**Records for processing:**

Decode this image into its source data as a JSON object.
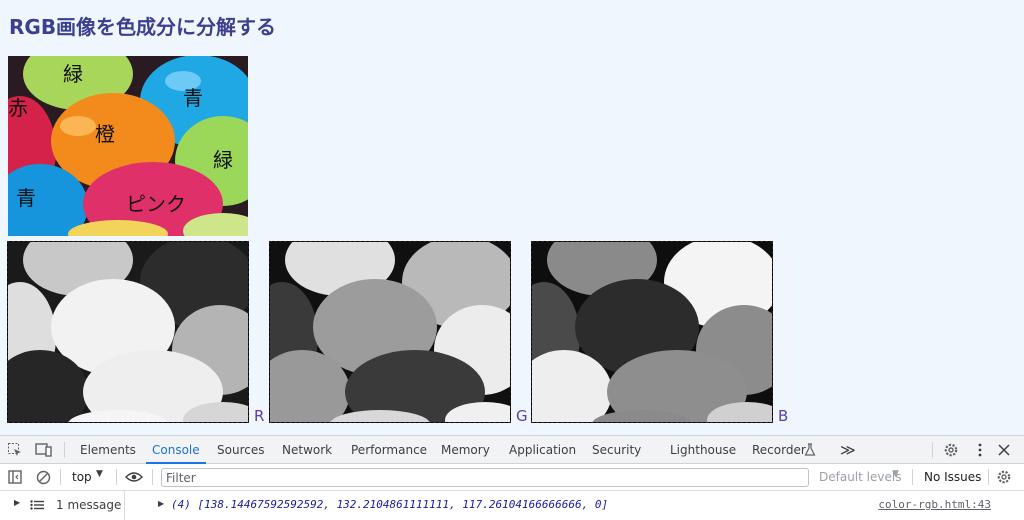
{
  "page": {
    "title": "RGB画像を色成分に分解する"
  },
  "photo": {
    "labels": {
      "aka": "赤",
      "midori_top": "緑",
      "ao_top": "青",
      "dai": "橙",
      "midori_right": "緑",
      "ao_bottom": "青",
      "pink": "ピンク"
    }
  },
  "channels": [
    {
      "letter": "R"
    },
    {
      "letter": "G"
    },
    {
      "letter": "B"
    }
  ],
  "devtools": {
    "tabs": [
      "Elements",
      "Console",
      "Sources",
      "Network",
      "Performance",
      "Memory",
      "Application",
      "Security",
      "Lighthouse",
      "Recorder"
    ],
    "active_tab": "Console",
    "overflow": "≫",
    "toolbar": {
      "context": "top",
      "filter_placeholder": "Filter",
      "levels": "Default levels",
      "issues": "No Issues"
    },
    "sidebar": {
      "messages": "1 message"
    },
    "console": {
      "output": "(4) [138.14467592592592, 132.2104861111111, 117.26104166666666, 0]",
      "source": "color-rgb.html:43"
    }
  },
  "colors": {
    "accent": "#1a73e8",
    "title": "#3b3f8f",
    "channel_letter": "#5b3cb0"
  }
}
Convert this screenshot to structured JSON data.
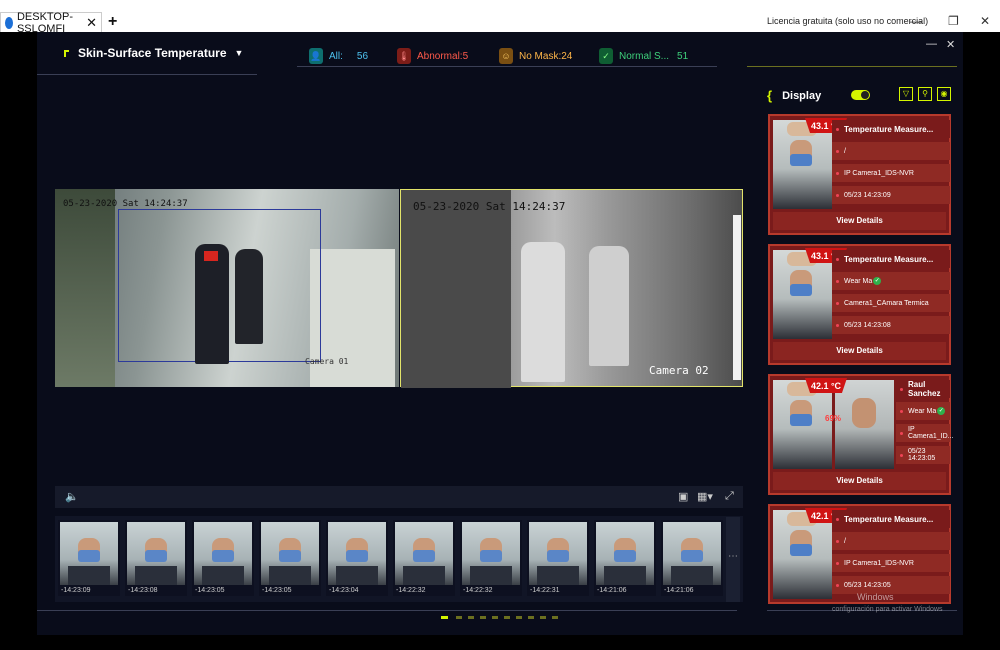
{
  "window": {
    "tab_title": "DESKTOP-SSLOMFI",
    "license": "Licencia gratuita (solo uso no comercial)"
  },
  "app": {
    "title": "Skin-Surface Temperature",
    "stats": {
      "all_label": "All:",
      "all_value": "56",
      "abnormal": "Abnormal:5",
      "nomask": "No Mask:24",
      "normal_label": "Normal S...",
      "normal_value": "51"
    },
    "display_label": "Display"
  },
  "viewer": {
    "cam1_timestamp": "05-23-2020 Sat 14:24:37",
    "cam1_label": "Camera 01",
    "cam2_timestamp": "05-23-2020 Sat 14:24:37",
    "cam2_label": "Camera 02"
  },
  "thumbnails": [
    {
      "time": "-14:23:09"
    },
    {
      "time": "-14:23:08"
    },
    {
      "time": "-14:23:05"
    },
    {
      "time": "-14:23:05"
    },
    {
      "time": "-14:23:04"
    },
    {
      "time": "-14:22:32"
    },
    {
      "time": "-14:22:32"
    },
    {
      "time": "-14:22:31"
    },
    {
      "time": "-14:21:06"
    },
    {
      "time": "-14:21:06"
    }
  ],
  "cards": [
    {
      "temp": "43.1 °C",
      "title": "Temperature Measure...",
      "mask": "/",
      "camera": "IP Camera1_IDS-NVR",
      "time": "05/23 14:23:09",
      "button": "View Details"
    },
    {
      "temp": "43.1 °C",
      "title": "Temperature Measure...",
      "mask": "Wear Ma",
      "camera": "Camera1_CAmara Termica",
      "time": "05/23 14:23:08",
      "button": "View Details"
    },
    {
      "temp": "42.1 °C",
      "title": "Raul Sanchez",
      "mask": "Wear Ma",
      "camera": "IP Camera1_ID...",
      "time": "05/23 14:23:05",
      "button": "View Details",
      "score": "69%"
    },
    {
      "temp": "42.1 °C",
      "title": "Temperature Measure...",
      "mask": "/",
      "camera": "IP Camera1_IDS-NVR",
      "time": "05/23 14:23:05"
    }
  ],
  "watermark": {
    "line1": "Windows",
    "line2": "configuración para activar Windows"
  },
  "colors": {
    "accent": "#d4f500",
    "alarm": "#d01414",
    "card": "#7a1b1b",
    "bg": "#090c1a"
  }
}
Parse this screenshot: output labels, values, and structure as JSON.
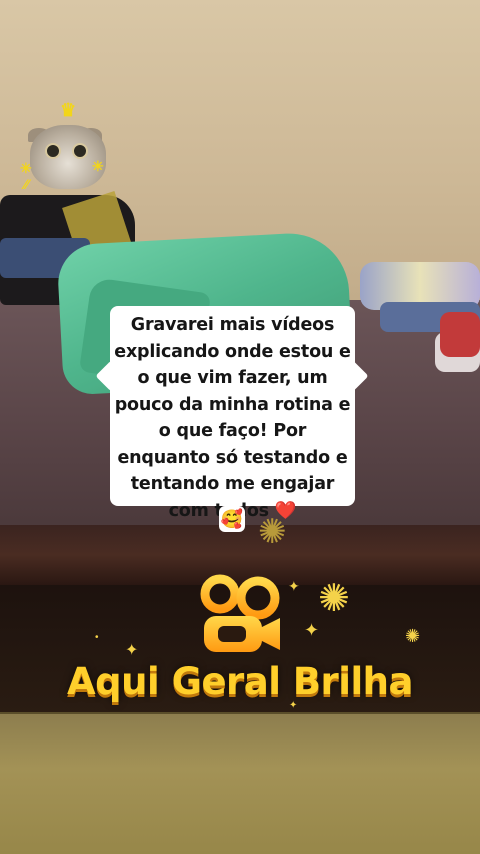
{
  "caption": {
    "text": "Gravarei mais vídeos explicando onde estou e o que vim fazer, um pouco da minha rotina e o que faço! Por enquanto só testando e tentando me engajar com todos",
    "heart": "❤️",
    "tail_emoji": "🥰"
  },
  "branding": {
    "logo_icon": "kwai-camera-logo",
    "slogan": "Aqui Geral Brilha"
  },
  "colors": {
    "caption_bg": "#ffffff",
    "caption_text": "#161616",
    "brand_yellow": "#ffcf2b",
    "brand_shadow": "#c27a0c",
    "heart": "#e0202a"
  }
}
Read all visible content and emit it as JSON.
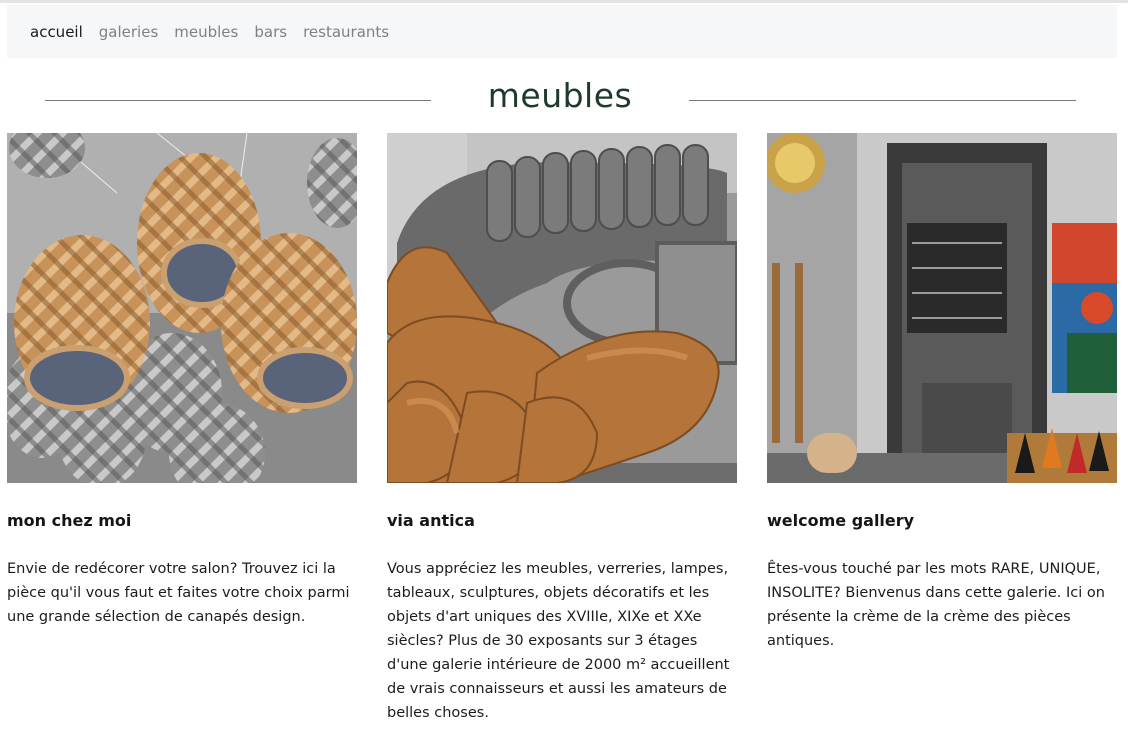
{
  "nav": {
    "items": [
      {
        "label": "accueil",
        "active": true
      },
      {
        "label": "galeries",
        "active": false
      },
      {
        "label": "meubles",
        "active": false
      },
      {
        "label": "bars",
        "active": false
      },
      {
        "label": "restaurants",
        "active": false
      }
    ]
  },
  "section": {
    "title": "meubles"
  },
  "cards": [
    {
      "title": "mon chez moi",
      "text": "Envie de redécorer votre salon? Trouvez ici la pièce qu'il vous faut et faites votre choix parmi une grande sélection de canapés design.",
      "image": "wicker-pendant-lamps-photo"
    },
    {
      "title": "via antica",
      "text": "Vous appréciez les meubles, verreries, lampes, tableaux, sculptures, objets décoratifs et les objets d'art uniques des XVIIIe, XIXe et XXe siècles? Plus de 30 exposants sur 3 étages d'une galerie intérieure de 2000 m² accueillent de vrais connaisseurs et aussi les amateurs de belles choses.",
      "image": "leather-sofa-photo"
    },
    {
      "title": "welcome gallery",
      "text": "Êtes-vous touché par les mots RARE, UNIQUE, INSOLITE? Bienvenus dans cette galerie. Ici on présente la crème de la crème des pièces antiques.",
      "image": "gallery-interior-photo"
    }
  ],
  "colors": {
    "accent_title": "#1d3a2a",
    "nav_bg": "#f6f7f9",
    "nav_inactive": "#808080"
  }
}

...

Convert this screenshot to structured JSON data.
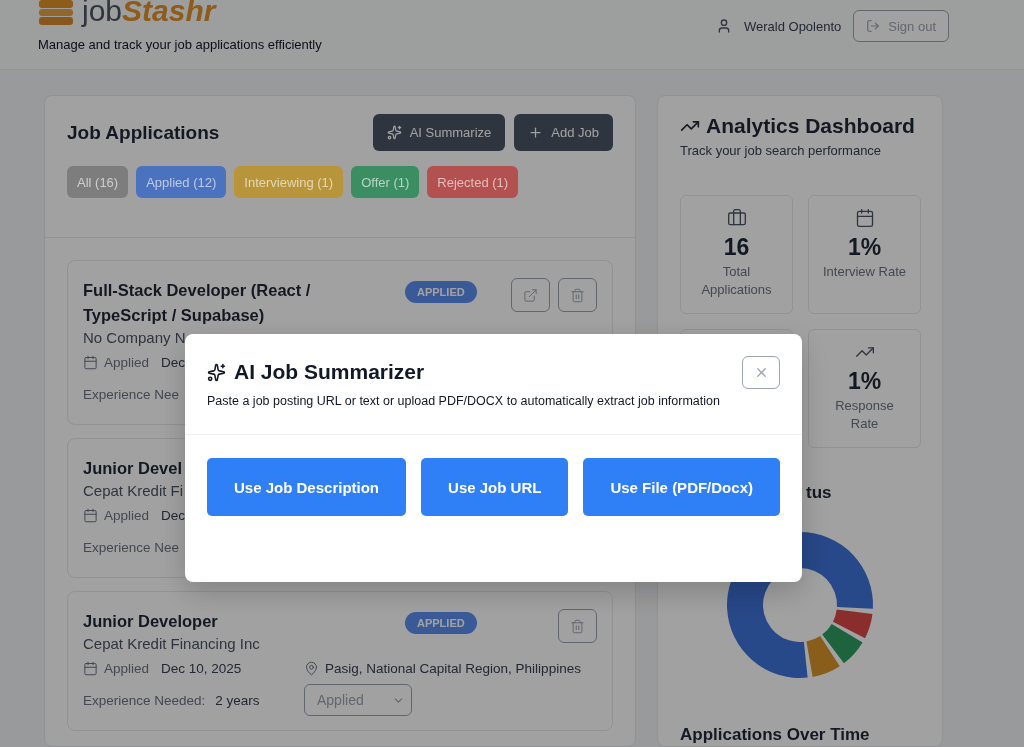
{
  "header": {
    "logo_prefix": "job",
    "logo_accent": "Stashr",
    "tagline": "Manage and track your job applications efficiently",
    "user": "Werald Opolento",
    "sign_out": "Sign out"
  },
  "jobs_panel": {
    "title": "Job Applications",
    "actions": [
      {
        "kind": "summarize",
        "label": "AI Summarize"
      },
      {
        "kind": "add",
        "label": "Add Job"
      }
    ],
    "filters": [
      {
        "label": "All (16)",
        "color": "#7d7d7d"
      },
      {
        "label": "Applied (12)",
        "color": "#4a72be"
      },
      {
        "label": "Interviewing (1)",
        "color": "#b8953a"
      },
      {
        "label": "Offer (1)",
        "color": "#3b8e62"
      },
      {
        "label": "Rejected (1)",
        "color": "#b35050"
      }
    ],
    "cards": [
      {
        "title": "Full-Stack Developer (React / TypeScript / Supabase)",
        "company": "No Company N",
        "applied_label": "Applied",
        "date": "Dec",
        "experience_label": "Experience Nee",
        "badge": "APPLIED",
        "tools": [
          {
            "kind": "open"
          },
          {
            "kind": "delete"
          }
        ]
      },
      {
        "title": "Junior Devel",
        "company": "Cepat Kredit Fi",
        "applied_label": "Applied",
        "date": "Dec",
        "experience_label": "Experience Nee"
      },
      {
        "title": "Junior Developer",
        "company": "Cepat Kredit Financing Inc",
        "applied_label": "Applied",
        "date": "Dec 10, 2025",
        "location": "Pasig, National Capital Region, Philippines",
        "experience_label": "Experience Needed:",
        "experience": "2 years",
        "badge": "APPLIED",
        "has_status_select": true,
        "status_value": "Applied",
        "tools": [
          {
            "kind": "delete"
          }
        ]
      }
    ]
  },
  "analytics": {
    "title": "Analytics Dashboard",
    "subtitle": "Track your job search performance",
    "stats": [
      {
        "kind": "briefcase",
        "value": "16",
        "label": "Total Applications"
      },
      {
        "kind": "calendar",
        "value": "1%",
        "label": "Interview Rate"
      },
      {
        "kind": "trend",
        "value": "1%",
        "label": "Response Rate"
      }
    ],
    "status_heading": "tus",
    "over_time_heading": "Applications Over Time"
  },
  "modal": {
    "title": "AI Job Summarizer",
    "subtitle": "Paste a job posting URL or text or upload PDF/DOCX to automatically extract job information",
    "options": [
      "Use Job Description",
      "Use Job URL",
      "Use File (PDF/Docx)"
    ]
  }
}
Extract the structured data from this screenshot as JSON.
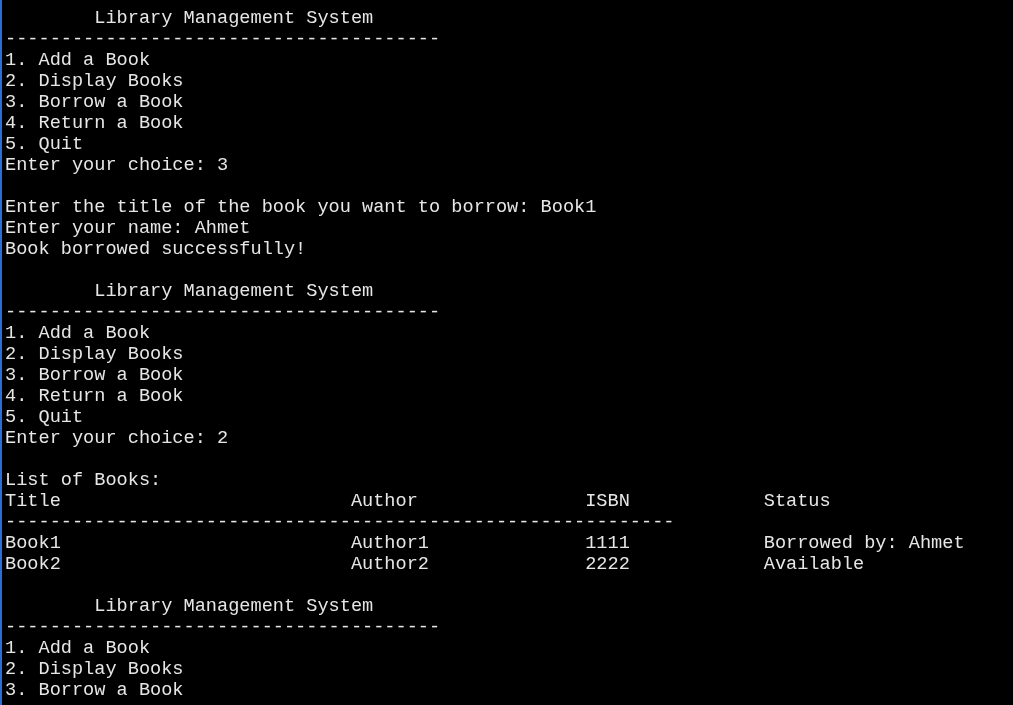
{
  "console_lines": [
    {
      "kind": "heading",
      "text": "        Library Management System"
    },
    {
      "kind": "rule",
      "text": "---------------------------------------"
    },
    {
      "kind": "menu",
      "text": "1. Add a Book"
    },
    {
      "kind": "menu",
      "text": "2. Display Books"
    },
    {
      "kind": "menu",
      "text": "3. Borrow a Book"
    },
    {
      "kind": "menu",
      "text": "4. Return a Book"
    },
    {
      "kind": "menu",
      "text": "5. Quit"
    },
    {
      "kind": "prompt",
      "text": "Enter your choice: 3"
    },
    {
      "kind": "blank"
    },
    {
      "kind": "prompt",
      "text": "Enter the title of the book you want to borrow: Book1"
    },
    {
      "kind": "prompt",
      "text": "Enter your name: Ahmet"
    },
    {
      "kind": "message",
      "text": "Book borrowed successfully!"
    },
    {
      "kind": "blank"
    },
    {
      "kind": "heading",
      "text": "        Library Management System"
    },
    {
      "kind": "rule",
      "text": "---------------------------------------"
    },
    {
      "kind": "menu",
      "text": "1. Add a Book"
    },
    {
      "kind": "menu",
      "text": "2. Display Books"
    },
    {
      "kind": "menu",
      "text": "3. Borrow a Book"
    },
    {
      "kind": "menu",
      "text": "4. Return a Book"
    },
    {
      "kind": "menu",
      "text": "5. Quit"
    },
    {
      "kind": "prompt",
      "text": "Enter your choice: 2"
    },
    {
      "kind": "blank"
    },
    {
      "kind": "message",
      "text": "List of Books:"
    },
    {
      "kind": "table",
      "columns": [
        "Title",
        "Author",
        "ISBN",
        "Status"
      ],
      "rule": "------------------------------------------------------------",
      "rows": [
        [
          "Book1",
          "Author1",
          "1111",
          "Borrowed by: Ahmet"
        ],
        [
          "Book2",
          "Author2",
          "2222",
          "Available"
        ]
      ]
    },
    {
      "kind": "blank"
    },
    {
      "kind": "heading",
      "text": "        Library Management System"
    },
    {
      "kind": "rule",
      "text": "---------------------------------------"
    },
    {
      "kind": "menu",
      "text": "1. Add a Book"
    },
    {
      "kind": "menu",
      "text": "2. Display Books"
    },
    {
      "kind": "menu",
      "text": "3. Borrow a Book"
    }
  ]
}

**What you will do:** Scan the listing above. Collect all lines with the word "photo".

**Task response:**
  "photo": {
      "image": "wicker-pendant-lamps-photo"
      "image": "leather-sofa-photo"
      "image": "gallery-interior-photo"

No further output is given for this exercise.